*WRITTEN INSTRUCTION 1*:
List every item that the post about graphics hardware says has to look perfect or photo realistic in games.
*WRITTEN INSTRUCTION 2*:
Reproduce the lines in the records verbatim, beginning at the line that contains "category-label: 分类 bbox=[77, 123, 118, 148]" and stopping after the line that contains "bottom-nav: 网盘 分享".
++++ TEXT SHOWN ++++
Demoted Member® Pro™
I remember Jensen tried to define a metric when they originally introduced RTX, called RTX-OPS, which combined raster, AI and ray tracing to give a single number. It was mostly marketing spin to downplay the non-RT performance uplift, so it never caught on and nobody cared for it. They seemed to have dropped the idea entirely after that generation. I do wish there was one number that could give us a clear representation of the hardware's capability.

Regardless of the hardware's capability though, you're always going to get developers who utilize it differently. At the end of the day, it comes down to what the developers do. Some devs like to push raytracing and others don't use it at all. Some devs make big open world games while others push for linear games.

Why don't we have a number to measure how open world a game is? Because it doesn't matter.


It's a bit ironic that we are actually becoming more qualitative and less quantitative with advancements in graphics. Like... we can talk about TFs and AI TOPs and RT intersections per second, but there is no sense of what that translates to. When 3Dmark used to be a great way to compare cards, the manufacturers found ways to tune and cheat the benchmarks, so that couldn't be used either. Now we need to benchmark a dozen games to gauge relative performance, but even then it's not clear as the final output muddies the water with different upscalers and image quality :/

The need for benchmarking is in itself diminished. Games take forever to develop because every blade of grass has to look perfect and every tree, mountain, cloud, building, e.t.c. has to look just as photo realistic.

I think the industry is about to readjust drastically and we're already seeing that with the shrinking of staffs and closures of studios for AAA games.
++++ RECORDS ++++
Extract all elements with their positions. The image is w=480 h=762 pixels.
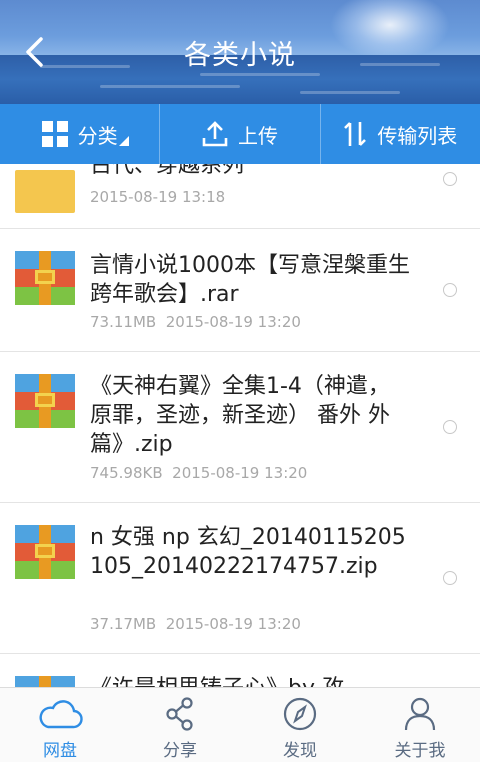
category-label: 分类 bbox=[77, 123, 118, 148]
nav-netdisk[interactable]: 网盘 bbox=[0, 688, 120, 762]
file-name: 《许是相思铸子心》by 孜 bbox=[90, 674, 410, 687]
action-toolbar: 分类 上传 传输列表 bbox=[0, 104, 480, 164]
app-header: 各类小说 bbox=[0, 0, 480, 104]
bottom-nav: 网盘 分享 发现 关于我 bbox=[0, 687, 480, 762]
file-row[interactable]: n 女强 np 玄幻_20140115205105_20140222174757… bbox=[0, 503, 480, 654]
nav-about-me[interactable]: 关于我 bbox=[360, 688, 480, 762]
select-radio[interactable] bbox=[443, 172, 457, 186]
folder-icon bbox=[15, 170, 75, 224]
file-name: 古代、穿越系列 bbox=[90, 164, 245, 178]
file-name: 言情小说1000本【写意涅槃重生跨年歌会】.rar bbox=[90, 253, 410, 307]
file-meta: 745.98KB 2015-08-19 13:20 bbox=[90, 464, 307, 482]
archive-icon bbox=[15, 525, 75, 579]
file-meta: 73.11MB 2015-08-19 13:20 bbox=[90, 313, 301, 331]
file-date: 2015-08-19 13:20 bbox=[165, 615, 301, 633]
select-radio[interactable] bbox=[443, 283, 457, 297]
select-radio[interactable] bbox=[443, 420, 457, 434]
nav-label: 网盘 bbox=[43, 741, 77, 761]
upload-label: 上传 bbox=[237, 123, 278, 148]
page-title: 各类小说 bbox=[184, 40, 296, 71]
file-row[interactable]: 言情小说1000本【写意涅槃重生跨年歌会】.rar 73.11MB 2015-0… bbox=[0, 229, 480, 352]
select-radio[interactable] bbox=[443, 571, 457, 585]
compass-icon bbox=[283, 696, 317, 732]
transfer-list-label: 传输列表 bbox=[377, 123, 458, 148]
transfer-list-button[interactable]: 传输列表 bbox=[321, 104, 480, 164]
file-meta: 37.17MB 2015-08-19 13:20 bbox=[90, 615, 301, 633]
category-button[interactable]: 分类 bbox=[0, 104, 161, 164]
file-date: 2015-08-19 13:20 bbox=[172, 464, 308, 482]
nav-share[interactable]: 分享 bbox=[120, 688, 240, 762]
cloud-icon bbox=[37, 696, 83, 732]
archive-icon bbox=[15, 374, 75, 428]
file-size: 73.11MB bbox=[90, 313, 157, 331]
person-icon bbox=[404, 696, 436, 732]
file-date: 2015-08-19 13:18 bbox=[90, 188, 226, 206]
file-row[interactable]: 《天神右翼》全集1-4（神遣，原罪，圣迹，新圣迹） 番外 外篇》.zip 745… bbox=[0, 352, 480, 503]
file-list: 古代、穿越系列 2015-08-19 13:18 言情小说1000本【写意涅槃重… bbox=[0, 164, 480, 687]
nav-label: 关于我 bbox=[394, 741, 446, 761]
grid-icon bbox=[41, 121, 68, 147]
transfer-arrows-icon bbox=[343, 120, 367, 148]
upload-button[interactable]: 上传 bbox=[160, 104, 321, 164]
archive-icon bbox=[15, 676, 75, 687]
dropdown-caret-icon bbox=[119, 136, 130, 146]
file-size: 37.17MB bbox=[90, 615, 157, 633]
file-row[interactable]: 古代、穿越系列 2015-08-19 13:18 bbox=[0, 164, 480, 229]
upload-icon bbox=[202, 121, 228, 147]
nav-label: 发现 bbox=[283, 741, 317, 761]
nav-label: 分享 bbox=[163, 741, 197, 761]
file-name: n 女强 np 玄幻_20140115205105_20140222174757… bbox=[90, 525, 406, 579]
share-icon bbox=[164, 696, 196, 732]
file-size: 745.98KB bbox=[90, 464, 163, 482]
file-name: 《天神右翼》全集1-4（神遣，原罪，圣迹，新圣迹） 番外 外篇》.zip bbox=[90, 374, 390, 457]
file-row[interactable]: 《许是相思铸子心》by 孜 bbox=[0, 654, 480, 687]
archive-icon bbox=[15, 251, 75, 305]
file-date: 2015-08-19 13:20 bbox=[165, 313, 301, 331]
nav-discover[interactable]: 发现 bbox=[240, 688, 360, 762]
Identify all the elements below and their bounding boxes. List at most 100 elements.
++++
*EXPECTED OUTPUT 1*:
blade of grass, tree, mountain, cloud, building

*EXPECTED OUTPUT 2*:
category-label: 分类 bbox=[77, 123, 118, 148]
nav-netdisk[interactable]: 网盘 bbox=[0, 688, 120, 762]
file-name: 《许是相思铸子心》by 孜 bbox=[90, 674, 410, 687]
action-toolbar: 分类 上传 传输列表 bbox=[0, 104, 480, 164]
app-header: 各类小说 bbox=[0, 0, 480, 104]
bottom-nav: 网盘 分享 发现 关于我 bbox=[0, 687, 480, 762]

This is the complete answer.